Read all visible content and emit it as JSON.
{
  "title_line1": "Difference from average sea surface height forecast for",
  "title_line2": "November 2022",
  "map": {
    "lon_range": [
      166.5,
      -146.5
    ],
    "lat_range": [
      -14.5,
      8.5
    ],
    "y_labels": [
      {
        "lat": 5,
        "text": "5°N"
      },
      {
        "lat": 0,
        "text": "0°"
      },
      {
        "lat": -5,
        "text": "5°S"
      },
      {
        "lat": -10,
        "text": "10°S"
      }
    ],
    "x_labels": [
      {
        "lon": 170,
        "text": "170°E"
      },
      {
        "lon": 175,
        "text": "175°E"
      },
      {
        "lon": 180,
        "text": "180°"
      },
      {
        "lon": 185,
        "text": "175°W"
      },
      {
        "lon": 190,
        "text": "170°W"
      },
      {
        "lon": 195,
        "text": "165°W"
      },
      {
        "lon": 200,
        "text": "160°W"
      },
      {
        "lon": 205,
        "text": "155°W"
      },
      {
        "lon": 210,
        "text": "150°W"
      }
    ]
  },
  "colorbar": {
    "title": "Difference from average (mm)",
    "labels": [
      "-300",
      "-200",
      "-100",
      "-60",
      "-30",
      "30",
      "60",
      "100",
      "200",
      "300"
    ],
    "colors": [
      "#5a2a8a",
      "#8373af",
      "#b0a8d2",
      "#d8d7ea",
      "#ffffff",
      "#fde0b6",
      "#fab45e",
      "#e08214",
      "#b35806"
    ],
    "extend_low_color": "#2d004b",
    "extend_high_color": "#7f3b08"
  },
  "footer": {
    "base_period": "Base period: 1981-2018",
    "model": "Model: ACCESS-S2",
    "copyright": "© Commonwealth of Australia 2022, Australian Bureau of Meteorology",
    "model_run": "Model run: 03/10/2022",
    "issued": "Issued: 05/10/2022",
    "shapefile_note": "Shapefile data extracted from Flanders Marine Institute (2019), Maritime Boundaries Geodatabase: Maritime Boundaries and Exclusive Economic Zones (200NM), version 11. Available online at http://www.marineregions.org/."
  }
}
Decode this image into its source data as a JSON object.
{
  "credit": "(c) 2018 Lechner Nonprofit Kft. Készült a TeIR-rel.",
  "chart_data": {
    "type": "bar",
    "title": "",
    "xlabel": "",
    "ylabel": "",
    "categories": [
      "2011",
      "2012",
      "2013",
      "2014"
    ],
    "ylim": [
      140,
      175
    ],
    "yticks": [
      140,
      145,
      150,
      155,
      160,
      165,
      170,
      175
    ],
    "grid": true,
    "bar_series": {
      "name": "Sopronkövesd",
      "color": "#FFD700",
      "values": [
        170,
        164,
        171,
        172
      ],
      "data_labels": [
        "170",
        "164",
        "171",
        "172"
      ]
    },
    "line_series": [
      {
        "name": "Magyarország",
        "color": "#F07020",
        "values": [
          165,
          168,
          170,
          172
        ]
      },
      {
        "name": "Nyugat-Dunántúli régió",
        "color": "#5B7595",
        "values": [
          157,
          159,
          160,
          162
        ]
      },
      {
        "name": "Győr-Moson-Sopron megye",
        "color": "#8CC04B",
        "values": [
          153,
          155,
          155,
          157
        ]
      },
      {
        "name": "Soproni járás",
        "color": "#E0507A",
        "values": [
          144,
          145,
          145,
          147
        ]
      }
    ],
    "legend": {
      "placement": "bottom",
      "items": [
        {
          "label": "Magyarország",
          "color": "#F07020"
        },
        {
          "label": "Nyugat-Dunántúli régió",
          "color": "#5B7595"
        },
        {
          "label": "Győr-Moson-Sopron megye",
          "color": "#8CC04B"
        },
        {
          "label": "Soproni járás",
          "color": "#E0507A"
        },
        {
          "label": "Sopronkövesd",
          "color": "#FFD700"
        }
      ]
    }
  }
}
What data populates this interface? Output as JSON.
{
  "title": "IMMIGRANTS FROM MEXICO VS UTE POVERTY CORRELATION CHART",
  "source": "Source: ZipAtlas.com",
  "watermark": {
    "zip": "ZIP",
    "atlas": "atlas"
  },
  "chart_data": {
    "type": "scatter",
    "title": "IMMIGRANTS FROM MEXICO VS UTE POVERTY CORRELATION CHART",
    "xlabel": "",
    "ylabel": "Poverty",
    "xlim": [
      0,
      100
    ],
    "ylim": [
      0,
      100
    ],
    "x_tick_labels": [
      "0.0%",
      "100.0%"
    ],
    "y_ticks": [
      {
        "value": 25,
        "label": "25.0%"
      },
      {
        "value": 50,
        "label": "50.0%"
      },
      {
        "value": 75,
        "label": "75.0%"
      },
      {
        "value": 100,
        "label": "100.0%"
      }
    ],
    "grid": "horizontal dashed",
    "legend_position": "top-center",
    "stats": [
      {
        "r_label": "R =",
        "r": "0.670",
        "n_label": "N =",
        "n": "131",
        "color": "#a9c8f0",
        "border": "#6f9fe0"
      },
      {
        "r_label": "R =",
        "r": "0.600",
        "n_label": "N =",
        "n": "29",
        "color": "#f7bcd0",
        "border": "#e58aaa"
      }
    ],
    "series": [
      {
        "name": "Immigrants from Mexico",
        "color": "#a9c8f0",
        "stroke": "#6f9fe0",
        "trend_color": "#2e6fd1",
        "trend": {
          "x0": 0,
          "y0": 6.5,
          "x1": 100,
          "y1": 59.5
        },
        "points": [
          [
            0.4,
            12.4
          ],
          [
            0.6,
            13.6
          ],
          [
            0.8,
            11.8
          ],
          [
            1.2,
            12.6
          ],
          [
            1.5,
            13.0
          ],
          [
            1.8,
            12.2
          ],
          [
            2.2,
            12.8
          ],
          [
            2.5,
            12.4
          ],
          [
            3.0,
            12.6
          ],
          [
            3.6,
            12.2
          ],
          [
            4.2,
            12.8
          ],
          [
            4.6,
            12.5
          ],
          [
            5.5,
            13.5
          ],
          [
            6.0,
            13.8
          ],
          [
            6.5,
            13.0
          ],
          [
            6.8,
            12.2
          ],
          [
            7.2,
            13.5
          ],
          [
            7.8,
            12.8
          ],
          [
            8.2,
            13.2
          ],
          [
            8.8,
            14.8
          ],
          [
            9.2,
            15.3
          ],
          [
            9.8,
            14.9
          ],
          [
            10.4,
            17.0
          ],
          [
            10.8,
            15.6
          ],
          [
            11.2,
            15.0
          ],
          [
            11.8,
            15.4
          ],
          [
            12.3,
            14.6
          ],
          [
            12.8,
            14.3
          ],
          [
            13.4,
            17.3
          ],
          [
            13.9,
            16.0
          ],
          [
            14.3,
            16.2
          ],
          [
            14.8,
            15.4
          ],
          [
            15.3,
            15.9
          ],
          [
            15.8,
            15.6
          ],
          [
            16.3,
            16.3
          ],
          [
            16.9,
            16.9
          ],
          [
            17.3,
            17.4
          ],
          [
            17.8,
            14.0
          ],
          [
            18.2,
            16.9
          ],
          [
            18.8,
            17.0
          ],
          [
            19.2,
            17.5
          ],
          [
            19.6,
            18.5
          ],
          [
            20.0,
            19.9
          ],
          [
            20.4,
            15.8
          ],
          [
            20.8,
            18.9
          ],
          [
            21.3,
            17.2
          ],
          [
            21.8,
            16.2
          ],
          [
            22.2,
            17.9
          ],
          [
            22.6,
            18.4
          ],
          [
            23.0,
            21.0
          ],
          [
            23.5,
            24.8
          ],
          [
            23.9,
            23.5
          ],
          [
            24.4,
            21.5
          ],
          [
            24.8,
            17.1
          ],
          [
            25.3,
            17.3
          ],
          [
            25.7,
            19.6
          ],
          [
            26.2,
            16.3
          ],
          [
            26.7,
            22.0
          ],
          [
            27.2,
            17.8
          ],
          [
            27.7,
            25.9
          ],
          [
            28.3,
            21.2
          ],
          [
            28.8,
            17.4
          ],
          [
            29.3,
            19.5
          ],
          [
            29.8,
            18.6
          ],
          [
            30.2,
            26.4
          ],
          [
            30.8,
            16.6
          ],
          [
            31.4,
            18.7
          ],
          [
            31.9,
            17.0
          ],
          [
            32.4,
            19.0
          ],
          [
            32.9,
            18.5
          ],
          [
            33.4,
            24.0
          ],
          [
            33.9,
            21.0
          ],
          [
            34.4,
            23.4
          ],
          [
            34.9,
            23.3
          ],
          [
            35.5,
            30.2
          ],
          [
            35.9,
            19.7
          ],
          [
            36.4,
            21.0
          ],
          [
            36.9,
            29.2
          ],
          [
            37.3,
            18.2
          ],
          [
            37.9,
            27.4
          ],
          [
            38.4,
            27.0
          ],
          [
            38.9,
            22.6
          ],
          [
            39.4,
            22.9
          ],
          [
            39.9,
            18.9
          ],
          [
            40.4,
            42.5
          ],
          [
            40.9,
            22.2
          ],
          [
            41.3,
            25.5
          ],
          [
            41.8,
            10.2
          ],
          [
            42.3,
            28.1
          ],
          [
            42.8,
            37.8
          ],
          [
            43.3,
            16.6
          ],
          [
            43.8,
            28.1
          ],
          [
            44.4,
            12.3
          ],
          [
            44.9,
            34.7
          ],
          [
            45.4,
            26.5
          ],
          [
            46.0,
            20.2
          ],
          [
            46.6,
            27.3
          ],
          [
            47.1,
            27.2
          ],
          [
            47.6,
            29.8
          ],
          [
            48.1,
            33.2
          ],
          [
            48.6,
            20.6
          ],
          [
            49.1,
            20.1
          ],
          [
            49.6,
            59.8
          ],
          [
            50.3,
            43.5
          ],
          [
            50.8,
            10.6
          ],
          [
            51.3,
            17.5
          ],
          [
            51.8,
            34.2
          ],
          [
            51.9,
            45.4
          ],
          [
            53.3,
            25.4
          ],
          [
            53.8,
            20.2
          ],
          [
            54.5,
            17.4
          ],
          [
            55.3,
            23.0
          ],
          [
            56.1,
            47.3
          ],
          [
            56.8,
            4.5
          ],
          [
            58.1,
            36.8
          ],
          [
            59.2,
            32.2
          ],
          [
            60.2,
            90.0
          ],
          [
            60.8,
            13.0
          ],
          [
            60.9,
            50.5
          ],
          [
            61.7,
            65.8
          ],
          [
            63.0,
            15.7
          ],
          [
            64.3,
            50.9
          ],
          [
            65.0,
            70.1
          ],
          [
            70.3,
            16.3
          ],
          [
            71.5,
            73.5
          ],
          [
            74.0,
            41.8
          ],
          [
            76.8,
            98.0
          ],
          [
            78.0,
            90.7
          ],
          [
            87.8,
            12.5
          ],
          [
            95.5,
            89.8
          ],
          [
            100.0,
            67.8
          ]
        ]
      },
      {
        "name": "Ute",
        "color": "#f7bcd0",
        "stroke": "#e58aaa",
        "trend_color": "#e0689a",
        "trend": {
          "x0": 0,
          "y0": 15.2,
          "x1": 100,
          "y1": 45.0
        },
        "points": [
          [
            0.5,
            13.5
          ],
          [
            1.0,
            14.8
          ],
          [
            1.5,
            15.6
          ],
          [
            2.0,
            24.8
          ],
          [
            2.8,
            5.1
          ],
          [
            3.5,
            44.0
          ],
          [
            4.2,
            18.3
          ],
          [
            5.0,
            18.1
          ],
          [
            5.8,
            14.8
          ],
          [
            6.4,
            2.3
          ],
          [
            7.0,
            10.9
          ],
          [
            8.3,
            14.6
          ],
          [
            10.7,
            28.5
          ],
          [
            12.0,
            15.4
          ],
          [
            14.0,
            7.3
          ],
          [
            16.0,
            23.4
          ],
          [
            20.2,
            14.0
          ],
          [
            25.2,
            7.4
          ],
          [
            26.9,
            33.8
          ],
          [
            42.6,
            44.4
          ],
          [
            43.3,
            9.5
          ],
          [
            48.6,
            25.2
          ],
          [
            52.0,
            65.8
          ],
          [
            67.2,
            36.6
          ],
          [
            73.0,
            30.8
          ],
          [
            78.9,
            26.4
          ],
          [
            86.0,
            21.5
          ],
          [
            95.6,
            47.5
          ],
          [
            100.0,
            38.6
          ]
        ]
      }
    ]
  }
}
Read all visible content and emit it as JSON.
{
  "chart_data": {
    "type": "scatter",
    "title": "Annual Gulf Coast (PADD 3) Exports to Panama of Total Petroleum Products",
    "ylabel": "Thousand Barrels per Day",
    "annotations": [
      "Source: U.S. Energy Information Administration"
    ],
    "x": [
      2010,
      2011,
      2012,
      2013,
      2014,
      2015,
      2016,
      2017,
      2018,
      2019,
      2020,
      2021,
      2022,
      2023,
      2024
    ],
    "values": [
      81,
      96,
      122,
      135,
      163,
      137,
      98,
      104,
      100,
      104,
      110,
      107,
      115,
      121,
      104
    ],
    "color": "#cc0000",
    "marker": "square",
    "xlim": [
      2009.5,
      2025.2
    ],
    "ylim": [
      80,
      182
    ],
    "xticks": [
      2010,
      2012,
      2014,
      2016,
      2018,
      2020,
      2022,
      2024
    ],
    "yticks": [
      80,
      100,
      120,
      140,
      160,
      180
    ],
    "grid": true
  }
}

--------

*Directions*. Find every line with the word "Difference" and state how many there are, with no other words.

*Completed exercise*. 2